**What to do:**
Your task is to extract every line from the material below exactly.

[START OF Input material]

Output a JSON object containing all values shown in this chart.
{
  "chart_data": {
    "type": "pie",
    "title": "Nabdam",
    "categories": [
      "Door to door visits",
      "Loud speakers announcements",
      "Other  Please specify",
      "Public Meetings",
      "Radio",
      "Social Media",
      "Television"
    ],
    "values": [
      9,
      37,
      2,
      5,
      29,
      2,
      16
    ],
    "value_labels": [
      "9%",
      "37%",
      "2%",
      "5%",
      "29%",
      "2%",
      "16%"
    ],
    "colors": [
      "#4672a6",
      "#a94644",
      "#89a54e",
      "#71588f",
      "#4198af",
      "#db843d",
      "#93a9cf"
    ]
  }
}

[END OF Input material]

**Output for this task:**
Output a JSON object containing all values shown in this chart.
{
  "chart_data": {
    "type": "pie",
    "title": "Nabdam",
    "categories": [
      "Door to door visits",
      "Loud speakers announcements",
      "Other  Please specify",
      "Public Meetings",
      "Radio",
      "Social Media",
      "Television"
    ],
    "values": [
      9,
      37,
      2,
      5,
      29,
      2,
      16
    ],
    "value_labels": [
      "9%",
      "37%",
      "2%",
      "5%",
      "29%",
      "2%",
      "16%"
    ],
    "colors": [
      "#4672a6",
      "#a94644",
      "#89a54e",
      "#71588f",
      "#4198af",
      "#db843d",
      "#93a9cf"
    ]
  }
}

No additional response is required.